### Work to complete
1. From the forum thread on letting dogs roam:
(a) How old is Lucy?
(b) At about what age was Murphee allowed to roam?
(c) How old were Loisiana's two senior dogs before they could be left loose unsupervised?
2. Could you give the stretch of the forum thread on letting dogs roam from "## Dipper (Aug" through "this behavior though." again, with "crowbar" swapped for "lever"?

══ Excerpt ══

Oh I love a puppy! The thing that is hard to wrap our heads around is that they don't mind their crates! Having it in your bedroom is a plus, although you may hear a sound that is like a cat. Or barking. It is much like an infant. Good luck!


----------



## JayBen (Aug 30, 2012)

Lucy is 15 months old. We are going to try giving her free roam while were at work next week. She has been out of her crate at nights and when we go out for short trips and she has been fine. There was kind of a point where we knew she would be ok...I think every dog is different.


----------



## Dipper (Aug 5, 2013)

Every dog is different. First golden was trustworthy by 9 months- never had any chewing issues. New pup- now 10 months is in a major chewing and mischievous stage. Do not trust him out of my sight at all. He is a thief and will grab anything he can and impossible to get it back without a "trade". He has mostly destroyed his toys- loves socks! where is the "soft mouth" I always heard was the norm for Goldens? I need a crowbar to pry Dipper's mouth open. We are looking forward to this chew stage being over. I am trying to wait til he's at least a year old to neuter but not sure we are going to make it. I'm not sure that will change any of this behavior though.


----------



## Michele4 (Oct 28, 2012)

Murphee was about 8 months when we let him roam. The only thing he has ever chewed on is his dog bed, he won't destroy it but he'll chew on the corners when he is board, drives me crazy.


----------



## KathyL (Jul 6, 2011)

I also had experiences with my two that I got as pups where the serious chewing was more around a year to year and a half. Both caught on to potty training within 2-3 weeks but the minute they woke up I was outside with them so they never had a chance to have an accident. I used a crate for just the first few months and used a baby gate and restricted them to the kitchen area and moved out anything and everything I could. I learned the hard way thinking they were past the chewing stage when they were not. I had a bad experience with a crate -- Mikey's collar caught onto the crate when I accidentally dropped something and startled him. I never used a crate again. An enclosed pen is really nice if you have enough room.

As said they are all different. And it's that one time you leave for 1/2 hour that you come back and find something but can't quite figure out what it was -- for me often a favorite shoe or leather glove.


----------



## SusanLloyd (Sep 30, 2013)

I wouldn't let an uncrated puppy under 6 months be out of my sight for more than a couple of minutes, day or night! Harvey is generally a very good boy and hasn't had an 'accident' for over a month but for his own safety more than anything I prefer to keep a pretty close eye on him. I don't plan to let him roam the house when I'm out for a lot longer yet. (He's just coming up to 6 months old.)

You can puppy-proof as much as you can but the little devils will always find a way to amuse themselves if bored and alone.


----------



## Loisiana (Jul 29, 2009)

For my dogs it has been a matter of years, not months, before they could be left loose unsupervised in the house. My two senior dogs were 5 and 6 before they earned that privilege. Flip is 4 1/2 and at this rate he may never be able to be loose. When I'm gone he stays in the "dog room." I have an xpen stretched out across the back half of the room, with a crate and dog bed inside. He spends the work day and nights in there.


----------



## Rainheart (Nov 28, 2010)

═══
══ Provided material ══

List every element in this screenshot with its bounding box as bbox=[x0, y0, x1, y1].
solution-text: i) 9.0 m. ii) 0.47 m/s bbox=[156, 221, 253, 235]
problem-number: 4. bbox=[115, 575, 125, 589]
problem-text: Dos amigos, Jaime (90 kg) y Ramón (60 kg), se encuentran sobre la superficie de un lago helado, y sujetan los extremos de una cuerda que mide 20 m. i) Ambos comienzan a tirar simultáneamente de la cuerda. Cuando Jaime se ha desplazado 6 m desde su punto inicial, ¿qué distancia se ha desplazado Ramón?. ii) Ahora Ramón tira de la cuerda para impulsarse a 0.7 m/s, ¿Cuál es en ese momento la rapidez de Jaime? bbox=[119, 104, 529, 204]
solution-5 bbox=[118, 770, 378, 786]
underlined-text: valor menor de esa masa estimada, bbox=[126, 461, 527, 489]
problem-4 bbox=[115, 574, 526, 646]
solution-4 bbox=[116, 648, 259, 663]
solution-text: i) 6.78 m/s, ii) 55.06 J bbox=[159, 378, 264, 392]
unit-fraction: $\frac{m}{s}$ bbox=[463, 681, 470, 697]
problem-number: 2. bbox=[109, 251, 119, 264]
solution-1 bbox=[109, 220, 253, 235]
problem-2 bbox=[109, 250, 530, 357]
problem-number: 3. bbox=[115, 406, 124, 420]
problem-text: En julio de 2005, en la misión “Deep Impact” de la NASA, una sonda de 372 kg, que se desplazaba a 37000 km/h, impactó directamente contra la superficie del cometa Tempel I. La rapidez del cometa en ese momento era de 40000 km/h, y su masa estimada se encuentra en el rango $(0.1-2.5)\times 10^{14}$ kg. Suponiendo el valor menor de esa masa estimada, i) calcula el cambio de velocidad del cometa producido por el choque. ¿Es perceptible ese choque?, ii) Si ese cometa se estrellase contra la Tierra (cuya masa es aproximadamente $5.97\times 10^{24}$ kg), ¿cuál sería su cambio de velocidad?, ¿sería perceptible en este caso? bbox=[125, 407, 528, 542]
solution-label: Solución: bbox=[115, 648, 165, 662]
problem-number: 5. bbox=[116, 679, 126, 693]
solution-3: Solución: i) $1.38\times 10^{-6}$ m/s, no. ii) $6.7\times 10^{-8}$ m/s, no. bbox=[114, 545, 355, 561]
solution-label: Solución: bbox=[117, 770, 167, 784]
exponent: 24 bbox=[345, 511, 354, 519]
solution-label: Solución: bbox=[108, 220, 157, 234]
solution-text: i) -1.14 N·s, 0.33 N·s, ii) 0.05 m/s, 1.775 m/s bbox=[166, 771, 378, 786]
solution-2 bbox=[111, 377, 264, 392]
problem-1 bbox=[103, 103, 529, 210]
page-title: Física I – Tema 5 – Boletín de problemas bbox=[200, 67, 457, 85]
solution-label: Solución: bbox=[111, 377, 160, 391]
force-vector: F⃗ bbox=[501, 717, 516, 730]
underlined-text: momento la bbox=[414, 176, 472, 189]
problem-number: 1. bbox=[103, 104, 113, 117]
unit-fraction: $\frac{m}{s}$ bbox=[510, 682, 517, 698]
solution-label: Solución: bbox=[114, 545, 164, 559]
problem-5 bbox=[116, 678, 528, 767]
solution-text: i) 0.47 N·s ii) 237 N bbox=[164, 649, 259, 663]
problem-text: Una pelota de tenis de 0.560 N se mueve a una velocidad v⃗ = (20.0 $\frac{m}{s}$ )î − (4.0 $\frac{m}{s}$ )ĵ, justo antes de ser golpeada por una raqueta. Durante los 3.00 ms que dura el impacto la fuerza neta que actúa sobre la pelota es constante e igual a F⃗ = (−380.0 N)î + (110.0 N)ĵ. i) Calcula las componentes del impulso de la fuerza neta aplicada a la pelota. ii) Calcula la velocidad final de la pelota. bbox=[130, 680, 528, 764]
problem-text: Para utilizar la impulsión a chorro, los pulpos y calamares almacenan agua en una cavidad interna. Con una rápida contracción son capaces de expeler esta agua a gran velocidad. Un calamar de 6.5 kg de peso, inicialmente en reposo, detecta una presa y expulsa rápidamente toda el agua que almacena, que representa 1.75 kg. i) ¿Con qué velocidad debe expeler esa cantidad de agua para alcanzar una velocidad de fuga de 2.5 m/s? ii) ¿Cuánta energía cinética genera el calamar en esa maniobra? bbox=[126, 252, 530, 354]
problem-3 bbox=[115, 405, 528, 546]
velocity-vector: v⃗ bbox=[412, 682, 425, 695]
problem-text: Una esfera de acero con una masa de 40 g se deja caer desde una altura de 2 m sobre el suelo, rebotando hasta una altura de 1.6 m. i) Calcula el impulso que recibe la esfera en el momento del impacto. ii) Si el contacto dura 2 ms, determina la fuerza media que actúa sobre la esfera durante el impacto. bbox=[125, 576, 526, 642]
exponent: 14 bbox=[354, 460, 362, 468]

═══

### Results
1.
(a) 15 months
(b) About 8 months
(c) 5 and 6

2.
## Dipper (Aug 5, 2013)

Every dog is different. First golden was trustworthy by 9 months- never had any chewing issues. New pup- now 10 months is in a major chewing and mischievous stage. Do not trust him out of my sight at all. He is a thief and will grab anything he can and impossible to get it back without a "trade". He has mostly destroyed his toys- loves socks! where is the "soft mouth" I always heard was the norm for Goldens? I need a lever to pry Dipper's mouth open. We are looking forward to this chew stage being over. I am trying to wait til he's at least a year old to neuter but not sure we are going to make it. I'm not sure that will change any of this behavior though.